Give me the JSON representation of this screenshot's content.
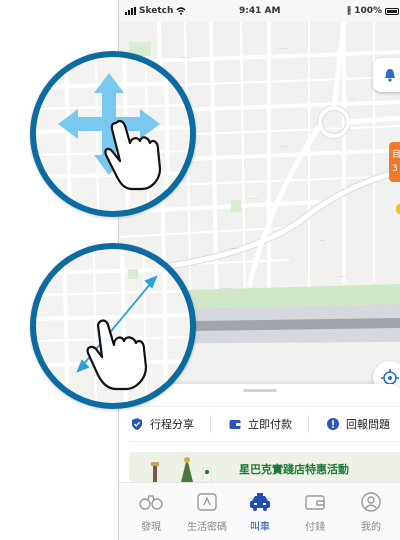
{
  "status_bar": {
    "carrier": "Sketch",
    "time": "9:41 AM",
    "battery": "100%"
  },
  "map": {
    "side_tag": "目 3"
  },
  "actions": [
    {
      "label": "行程分享",
      "icon": "shield-check-icon"
    },
    {
      "label": "立即付款",
      "icon": "wallet-icon"
    },
    {
      "label": "回報問題",
      "icon": "alert-circle-icon"
    }
  ],
  "promo": {
    "title": "星巴克實踐店特惠活動"
  },
  "tabs": [
    {
      "label": "發現",
      "icon": "binoculars-icon"
    },
    {
      "label": "生活密碼",
      "icon": "coupon-icon"
    },
    {
      "label": "叫車",
      "icon": "taxi-icon",
      "active": true
    },
    {
      "label": "付錢",
      "icon": "wallet-icon"
    },
    {
      "label": "我的",
      "icon": "user-icon"
    }
  ],
  "colors": {
    "accent": "#1e4fb0",
    "lens_border": "#0c6ba0",
    "gesture_arrow": "#5bb5e6",
    "orange_tag": "#f07a2b",
    "promo_green": "#1f7a3a"
  },
  "gestures": {
    "top_lens": "pan-gesture-icon",
    "bottom_lens": "pinch-zoom-gesture-icon"
  }
}
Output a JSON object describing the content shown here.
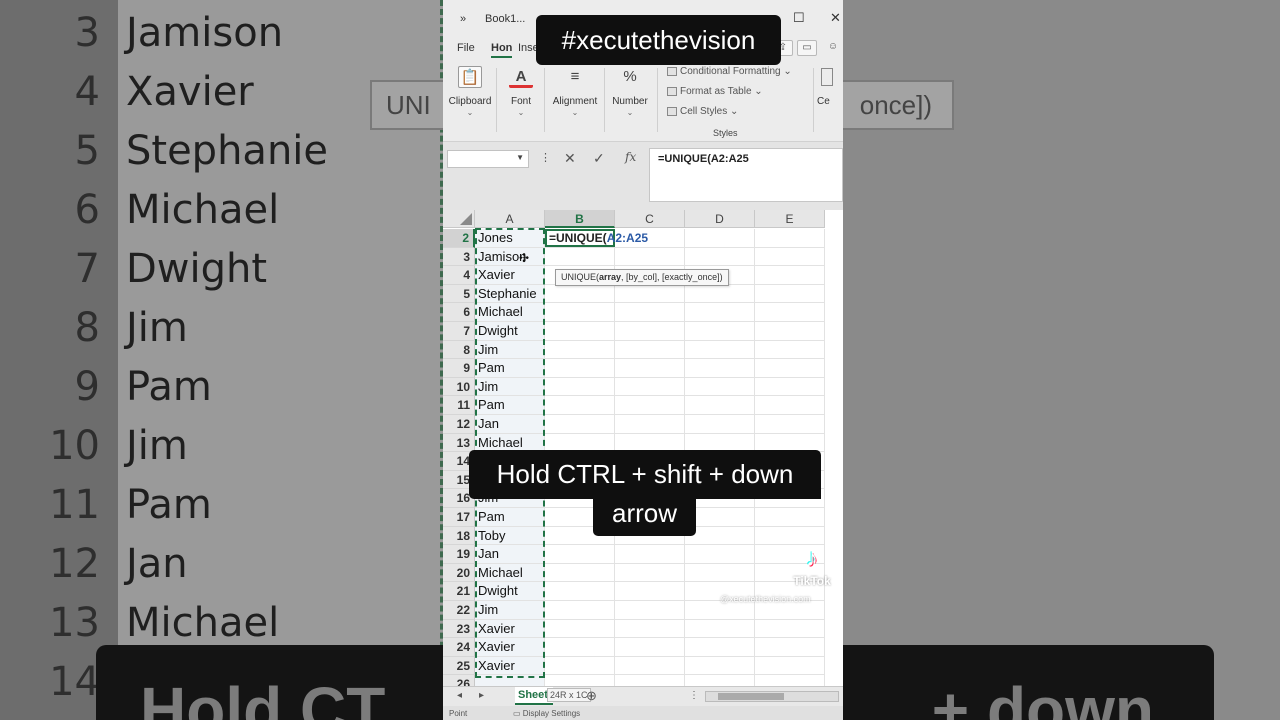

__WHAT THE TASK ASKS__.
Write out every line above exactly as it is, leaving out the pictures.

__FINAL RESULT__.
Give me the JSON representation of this screenshot's content.
{
  "status_bar": {
    "carrier": "Sketch",
    "time": "9:41 AM",
    "battery": "100%"
  },
  "map": {
    "side_tag": "目 3"
  },
  "actions": [
    {
      "label": "行程分享",
      "icon": "shield-check-icon"
    },
    {
      "label": "立即付款",
      "icon": "wallet-icon"
    },
    {
      "label": "回報問題",
      "icon": "alert-circle-icon"
    }
  ],
  "promo": {
    "title": "星巴克實踐店特惠活動"
  },
  "tabs": [
    {
      "label": "發現",
      "icon": "binoculars-icon"
    },
    {
      "label": "生活密碼",
      "icon": "coupon-icon"
    },
    {
      "label": "叫車",
      "icon": "taxi-icon",
      "active": true
    },
    {
      "label": "付錢",
      "icon": "wallet-icon"
    },
    {
      "label": "我的",
      "icon": "user-icon"
    }
  ],
  "colors": {
    "accent": "#1e4fb0",
    "lens_border": "#0c6ba0",
    "gesture_arrow": "#5bb5e6",
    "orange_tag": "#f07a2b",
    "promo_green": "#1f7a3a"
  },
  "gestures": {
    "top_lens": "pan-gesture-icon",
    "bottom_lens": "pinch-zoom-gesture-icon"
  }
}
Output a JSON object describing the content shown here.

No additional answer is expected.